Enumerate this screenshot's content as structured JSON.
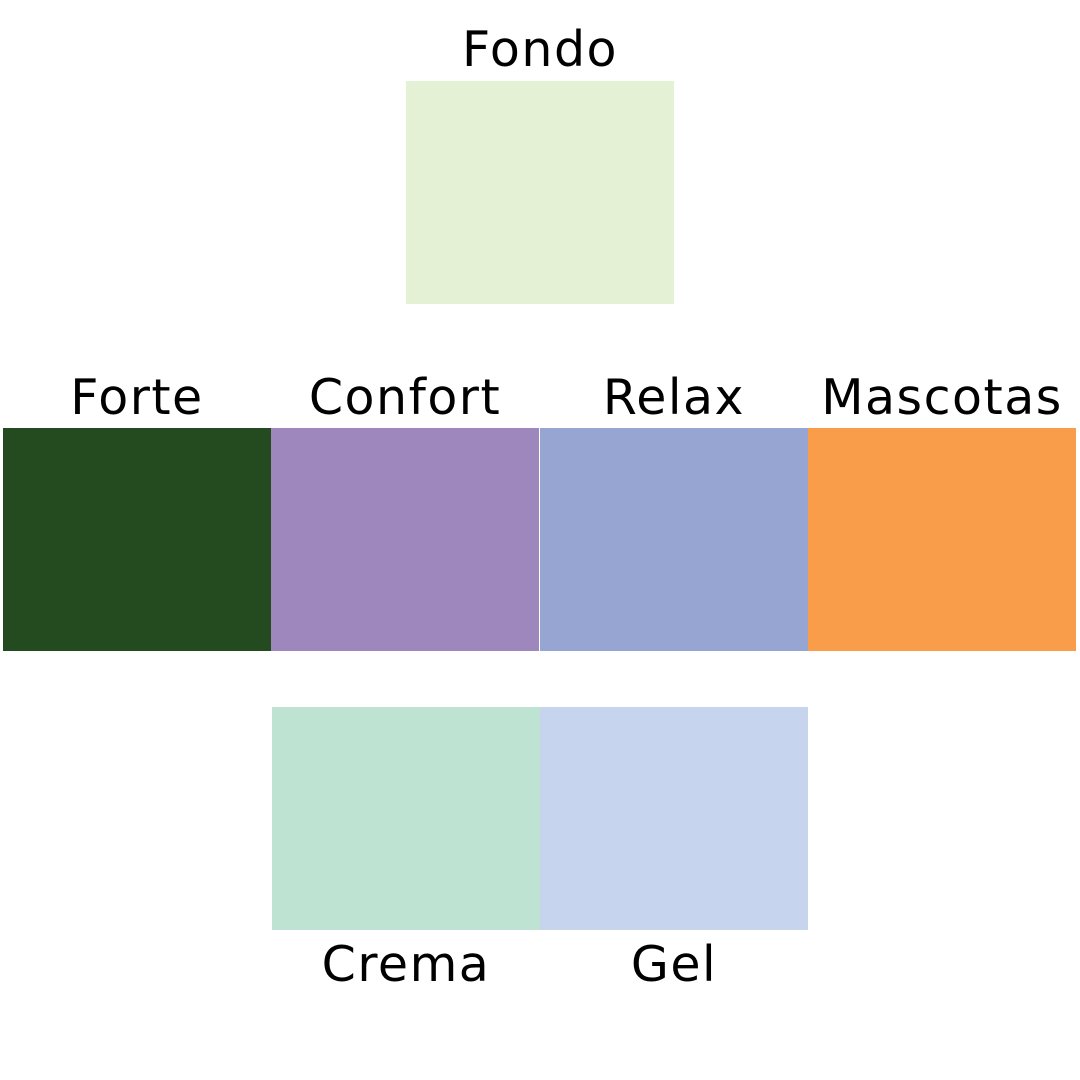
{
  "swatches": {
    "fondo": {
      "label": "Fondo",
      "color": "#E5F1D4"
    },
    "forte": {
      "label": "Forte",
      "color": "#234B1F"
    },
    "confort": {
      "label": "Confort",
      "color": "#9E87BD"
    },
    "relax": {
      "label": "Relax",
      "color": "#97A5D3"
    },
    "mascotas": {
      "label": "Mascotas",
      "color": "#F99D4A"
    },
    "crema": {
      "label": "Crema",
      "color": "#BFE3D2"
    },
    "gel": {
      "label": "Gel",
      "color": "#C7D4EE"
    }
  }
}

-- Aim of the task --
Where a line holds "color", copy it out.

-- Output of the exercise --
      "color": "#E5F1D4"
      "color": "#234B1F"
      "color": "#9E87BD"
      "color": "#97A5D3"
      "color": "#F99D4A"
      "color": "#BFE3D2"
      "color": "#C7D4EE"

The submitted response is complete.